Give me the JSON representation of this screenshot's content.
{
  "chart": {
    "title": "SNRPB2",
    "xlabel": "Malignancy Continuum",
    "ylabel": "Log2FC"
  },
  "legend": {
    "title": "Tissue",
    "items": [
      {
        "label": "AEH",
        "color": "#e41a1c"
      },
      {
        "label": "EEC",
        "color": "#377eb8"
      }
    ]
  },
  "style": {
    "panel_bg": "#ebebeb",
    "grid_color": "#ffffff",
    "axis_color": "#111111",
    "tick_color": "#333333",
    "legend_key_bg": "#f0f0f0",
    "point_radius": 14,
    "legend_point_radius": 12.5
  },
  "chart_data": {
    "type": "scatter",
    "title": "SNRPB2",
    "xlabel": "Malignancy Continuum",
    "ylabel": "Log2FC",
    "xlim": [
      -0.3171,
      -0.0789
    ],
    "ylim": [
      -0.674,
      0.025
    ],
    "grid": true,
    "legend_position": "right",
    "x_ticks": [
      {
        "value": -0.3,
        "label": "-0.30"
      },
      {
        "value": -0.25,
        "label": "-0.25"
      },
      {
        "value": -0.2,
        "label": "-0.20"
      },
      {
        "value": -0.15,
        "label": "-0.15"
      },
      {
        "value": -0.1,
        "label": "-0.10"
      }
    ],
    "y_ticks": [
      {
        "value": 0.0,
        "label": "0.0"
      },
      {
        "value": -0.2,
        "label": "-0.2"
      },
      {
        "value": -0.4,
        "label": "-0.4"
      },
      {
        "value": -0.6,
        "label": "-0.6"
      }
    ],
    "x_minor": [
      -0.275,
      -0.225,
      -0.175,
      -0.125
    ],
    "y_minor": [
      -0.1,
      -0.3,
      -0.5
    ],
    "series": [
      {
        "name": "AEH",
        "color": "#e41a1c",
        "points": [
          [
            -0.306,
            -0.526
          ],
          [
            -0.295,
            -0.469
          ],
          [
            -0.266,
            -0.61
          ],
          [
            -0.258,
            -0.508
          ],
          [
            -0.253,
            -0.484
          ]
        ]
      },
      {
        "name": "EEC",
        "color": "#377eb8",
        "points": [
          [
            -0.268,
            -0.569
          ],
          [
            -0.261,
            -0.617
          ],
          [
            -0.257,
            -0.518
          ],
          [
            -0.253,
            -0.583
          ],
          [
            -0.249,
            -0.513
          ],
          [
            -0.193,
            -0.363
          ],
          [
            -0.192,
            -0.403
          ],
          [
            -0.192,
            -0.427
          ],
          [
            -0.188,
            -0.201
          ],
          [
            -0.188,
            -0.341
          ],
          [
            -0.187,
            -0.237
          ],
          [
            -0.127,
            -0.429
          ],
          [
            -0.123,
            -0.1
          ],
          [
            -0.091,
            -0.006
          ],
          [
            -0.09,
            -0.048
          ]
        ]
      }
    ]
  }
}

^^^^^^^^

_REQUIREMENTS_: All lines holding the word "value" should be picked out and copied.

_CORRECT ANSWER_:
        "value": -0.3,
        "value": -0.25,
        "value": -0.2,
        "value": -0.15,
        "value": -0.1,
        "value": 0.0,
        "value": -0.2,
        "value": -0.4,
        "value": -0.6,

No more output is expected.